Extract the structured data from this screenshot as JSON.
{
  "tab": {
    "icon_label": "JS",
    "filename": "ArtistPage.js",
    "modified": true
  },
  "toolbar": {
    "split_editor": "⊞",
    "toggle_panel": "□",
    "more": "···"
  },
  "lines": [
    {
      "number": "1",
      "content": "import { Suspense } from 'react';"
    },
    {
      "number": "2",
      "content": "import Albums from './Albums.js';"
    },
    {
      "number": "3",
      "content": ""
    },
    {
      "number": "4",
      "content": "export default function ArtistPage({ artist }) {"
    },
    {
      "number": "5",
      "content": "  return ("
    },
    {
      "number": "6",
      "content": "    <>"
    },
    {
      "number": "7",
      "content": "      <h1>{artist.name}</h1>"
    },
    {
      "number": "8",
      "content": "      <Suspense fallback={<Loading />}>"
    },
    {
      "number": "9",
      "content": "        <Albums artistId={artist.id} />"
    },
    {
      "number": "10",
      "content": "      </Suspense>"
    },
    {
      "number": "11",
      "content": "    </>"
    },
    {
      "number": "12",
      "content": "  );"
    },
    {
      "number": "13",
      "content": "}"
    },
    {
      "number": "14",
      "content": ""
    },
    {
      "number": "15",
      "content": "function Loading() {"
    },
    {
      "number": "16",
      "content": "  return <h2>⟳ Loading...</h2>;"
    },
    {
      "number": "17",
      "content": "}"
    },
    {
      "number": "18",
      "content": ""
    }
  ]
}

+===+

**The request**: Extract the full listing above without alteration.

**Finished answer**:
Extract the structured data from this screenshot as JSON.
{
  "tab": {
    "icon_label": "JS",
    "filename": "ArtistPage.js",
    "modified": true
  },
  "toolbar": {
    "split_editor": "⊞",
    "toggle_panel": "□",
    "more": "···"
  },
  "lines": [
    {
      "number": "1",
      "content": "import { Suspense } from 'react';"
    },
    {
      "number": "2",
      "content": "import Albums from './Albums.js';"
    },
    {
      "number": "3",
      "content": ""
    },
    {
      "number": "4",
      "content": "export default function ArtistPage({ artist }) {"
    },
    {
      "number": "5",
      "content": "  return ("
    },
    {
      "number": "6",
      "content": "    <>"
    },
    {
      "number": "7",
      "content": "      <h1>{artist.name}</h1>"
    },
    {
      "number": "8",
      "content": "      <Suspense fallback={<Loading />}>"
    },
    {
      "number": "9",
      "content": "        <Albums artistId={artist.id} />"
    },
    {
      "number": "10",
      "content": "      </Suspense>"
    },
    {
      "number": "11",
      "content": "    </>"
    },
    {
      "number": "12",
      "content": "  );"
    },
    {
      "number": "13",
      "content": "}"
    },
    {
      "number": "14",
      "content": ""
    },
    {
      "number": "15",
      "content": "function Loading() {"
    },
    {
      "number": "16",
      "content": "  return <h2>⟳ Loading...</h2>;"
    },
    {
      "number": "17",
      "content": "}"
    },
    {
      "number": "18",
      "content": ""
    }
  ]
}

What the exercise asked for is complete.